Records from a dataset:

____

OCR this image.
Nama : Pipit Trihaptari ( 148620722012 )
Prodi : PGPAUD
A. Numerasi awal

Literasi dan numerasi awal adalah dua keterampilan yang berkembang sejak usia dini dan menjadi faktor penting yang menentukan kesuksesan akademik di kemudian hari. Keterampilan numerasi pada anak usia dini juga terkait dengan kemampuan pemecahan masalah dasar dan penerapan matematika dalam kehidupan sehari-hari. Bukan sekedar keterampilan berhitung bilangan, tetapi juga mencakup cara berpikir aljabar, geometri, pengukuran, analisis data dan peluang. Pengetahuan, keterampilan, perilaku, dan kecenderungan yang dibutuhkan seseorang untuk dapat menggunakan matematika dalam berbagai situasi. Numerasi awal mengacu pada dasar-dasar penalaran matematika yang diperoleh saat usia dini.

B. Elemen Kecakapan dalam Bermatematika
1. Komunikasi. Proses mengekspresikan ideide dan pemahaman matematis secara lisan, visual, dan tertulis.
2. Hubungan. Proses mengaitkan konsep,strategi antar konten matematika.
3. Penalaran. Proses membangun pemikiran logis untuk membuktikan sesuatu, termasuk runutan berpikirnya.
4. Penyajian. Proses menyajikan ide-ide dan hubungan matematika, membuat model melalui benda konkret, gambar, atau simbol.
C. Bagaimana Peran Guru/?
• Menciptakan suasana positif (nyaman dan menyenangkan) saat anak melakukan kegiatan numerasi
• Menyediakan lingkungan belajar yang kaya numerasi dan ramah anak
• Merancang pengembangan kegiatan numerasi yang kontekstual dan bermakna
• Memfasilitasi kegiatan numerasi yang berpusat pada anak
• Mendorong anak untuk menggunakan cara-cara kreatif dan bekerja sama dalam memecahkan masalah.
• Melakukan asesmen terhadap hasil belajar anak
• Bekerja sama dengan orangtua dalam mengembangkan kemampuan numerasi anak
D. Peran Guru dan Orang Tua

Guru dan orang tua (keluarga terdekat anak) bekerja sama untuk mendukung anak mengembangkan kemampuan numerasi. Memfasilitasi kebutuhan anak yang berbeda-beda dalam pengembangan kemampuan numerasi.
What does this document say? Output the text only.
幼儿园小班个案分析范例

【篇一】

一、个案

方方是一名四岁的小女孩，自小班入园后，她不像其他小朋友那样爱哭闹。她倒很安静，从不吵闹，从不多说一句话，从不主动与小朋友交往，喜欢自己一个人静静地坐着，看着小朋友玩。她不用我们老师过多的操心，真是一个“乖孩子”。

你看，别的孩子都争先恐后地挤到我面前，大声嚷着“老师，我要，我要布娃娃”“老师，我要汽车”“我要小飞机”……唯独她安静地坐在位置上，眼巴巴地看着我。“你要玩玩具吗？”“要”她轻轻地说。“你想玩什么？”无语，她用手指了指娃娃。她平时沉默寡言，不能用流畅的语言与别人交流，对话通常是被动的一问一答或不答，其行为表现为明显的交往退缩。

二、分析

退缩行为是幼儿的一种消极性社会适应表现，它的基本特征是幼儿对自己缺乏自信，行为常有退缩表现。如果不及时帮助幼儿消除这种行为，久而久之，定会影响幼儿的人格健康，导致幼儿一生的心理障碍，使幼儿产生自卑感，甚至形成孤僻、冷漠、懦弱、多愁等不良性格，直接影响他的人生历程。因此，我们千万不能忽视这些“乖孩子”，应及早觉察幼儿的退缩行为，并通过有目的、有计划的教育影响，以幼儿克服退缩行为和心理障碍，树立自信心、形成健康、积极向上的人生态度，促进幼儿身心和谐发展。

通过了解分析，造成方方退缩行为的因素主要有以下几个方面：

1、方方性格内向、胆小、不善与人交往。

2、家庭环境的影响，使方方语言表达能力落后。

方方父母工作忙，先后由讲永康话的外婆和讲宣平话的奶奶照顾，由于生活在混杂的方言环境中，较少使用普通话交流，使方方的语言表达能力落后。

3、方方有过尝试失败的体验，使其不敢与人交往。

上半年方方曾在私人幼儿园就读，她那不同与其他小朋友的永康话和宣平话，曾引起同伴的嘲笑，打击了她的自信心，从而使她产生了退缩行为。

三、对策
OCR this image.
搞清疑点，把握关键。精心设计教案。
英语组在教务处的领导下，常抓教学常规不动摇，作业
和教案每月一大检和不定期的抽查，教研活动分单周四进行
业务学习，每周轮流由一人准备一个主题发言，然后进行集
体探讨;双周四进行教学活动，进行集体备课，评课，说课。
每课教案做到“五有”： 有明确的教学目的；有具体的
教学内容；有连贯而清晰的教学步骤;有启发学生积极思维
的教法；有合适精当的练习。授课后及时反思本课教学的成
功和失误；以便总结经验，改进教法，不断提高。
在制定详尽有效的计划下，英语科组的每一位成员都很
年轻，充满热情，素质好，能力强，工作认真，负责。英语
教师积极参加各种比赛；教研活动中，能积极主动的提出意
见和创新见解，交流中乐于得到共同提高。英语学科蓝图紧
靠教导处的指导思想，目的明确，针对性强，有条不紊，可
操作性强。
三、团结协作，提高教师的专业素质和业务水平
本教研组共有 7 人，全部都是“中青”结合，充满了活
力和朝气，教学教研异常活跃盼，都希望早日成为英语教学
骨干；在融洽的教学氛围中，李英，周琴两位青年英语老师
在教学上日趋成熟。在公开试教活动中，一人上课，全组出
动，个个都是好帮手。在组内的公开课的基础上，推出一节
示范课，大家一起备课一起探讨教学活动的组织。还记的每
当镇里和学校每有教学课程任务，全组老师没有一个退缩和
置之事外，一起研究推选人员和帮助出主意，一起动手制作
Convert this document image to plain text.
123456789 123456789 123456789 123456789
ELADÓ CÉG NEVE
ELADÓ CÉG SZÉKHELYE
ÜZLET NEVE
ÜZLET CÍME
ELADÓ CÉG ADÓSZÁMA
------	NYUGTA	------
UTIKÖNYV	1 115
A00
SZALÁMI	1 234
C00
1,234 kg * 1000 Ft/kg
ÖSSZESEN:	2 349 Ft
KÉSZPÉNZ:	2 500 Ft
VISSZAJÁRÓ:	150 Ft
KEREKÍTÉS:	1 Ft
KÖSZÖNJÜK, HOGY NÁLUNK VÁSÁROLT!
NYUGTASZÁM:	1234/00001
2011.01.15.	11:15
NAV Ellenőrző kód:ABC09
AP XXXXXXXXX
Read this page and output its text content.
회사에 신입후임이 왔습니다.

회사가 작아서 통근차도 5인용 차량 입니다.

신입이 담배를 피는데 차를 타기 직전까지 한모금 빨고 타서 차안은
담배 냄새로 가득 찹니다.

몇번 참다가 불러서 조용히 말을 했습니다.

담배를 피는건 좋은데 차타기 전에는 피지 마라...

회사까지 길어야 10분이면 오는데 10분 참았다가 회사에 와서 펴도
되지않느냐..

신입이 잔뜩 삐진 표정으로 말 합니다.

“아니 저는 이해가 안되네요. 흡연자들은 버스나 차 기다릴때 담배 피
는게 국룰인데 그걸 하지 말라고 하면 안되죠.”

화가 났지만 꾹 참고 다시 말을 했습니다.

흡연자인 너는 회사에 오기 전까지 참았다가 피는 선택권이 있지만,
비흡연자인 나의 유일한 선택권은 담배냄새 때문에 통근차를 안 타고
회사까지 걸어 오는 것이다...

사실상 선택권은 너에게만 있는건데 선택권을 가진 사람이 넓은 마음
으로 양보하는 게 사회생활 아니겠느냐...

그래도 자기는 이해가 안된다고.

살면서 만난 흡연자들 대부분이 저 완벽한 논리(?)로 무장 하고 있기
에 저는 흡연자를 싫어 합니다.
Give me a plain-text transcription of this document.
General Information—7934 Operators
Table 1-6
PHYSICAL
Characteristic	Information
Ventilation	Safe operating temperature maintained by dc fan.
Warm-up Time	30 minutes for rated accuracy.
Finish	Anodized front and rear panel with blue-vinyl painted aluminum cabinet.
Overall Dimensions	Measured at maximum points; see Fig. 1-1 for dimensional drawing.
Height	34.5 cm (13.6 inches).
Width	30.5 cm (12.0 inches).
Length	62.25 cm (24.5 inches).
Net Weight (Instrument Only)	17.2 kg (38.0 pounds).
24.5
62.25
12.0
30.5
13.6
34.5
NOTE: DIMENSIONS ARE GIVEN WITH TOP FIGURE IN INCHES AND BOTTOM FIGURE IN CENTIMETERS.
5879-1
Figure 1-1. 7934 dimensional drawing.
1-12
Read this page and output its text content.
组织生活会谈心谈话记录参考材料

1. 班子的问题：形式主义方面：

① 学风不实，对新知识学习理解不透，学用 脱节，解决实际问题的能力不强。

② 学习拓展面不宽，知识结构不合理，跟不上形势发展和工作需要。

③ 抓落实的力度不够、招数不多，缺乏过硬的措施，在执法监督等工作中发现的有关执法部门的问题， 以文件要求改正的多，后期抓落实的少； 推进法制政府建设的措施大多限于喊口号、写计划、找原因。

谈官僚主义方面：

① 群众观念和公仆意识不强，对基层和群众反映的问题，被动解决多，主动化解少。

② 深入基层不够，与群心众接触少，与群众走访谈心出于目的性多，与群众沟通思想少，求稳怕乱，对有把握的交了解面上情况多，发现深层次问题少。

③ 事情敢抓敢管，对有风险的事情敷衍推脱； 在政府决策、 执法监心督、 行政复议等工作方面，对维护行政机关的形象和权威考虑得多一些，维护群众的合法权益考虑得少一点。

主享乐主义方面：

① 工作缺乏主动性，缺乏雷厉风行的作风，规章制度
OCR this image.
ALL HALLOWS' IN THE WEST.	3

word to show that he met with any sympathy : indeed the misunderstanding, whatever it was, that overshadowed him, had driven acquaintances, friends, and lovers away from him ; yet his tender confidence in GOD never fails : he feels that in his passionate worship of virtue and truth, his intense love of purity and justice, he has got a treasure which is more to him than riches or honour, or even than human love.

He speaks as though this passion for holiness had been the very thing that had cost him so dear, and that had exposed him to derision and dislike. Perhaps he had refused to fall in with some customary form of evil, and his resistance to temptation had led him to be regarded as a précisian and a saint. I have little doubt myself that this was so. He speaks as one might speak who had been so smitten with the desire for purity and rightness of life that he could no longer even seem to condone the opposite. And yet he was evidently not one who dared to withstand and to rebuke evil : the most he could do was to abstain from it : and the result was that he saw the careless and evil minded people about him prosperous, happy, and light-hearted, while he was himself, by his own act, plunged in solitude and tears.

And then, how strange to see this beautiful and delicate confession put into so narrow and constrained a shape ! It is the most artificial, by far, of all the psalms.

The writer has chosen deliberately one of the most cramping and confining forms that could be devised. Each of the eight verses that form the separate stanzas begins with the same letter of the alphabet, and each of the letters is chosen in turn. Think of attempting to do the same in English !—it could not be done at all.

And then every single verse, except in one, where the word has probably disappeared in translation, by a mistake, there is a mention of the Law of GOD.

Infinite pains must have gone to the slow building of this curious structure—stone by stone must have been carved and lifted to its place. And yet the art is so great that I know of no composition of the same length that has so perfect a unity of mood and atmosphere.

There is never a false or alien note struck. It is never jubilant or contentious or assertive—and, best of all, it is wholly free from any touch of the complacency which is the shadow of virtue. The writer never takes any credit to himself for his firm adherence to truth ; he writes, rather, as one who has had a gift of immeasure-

____

• [EXERCISE BRIEF] Find the lines above that contain the word "mengembangkan" and collect them.

• [WORKED ANSWER]
• Bekerja sama dengan orangtua dalam mengembangkan kemampuan numerasi anak
Guru dan orang tua (keluarga terdekat anak) bekerja sama untuk mendukung anak mengembangkan kemampuan numerasi. Memfasilitasi kebutuhan anak yang berbeda-beda dalam pengembangan kemampuan numerasi.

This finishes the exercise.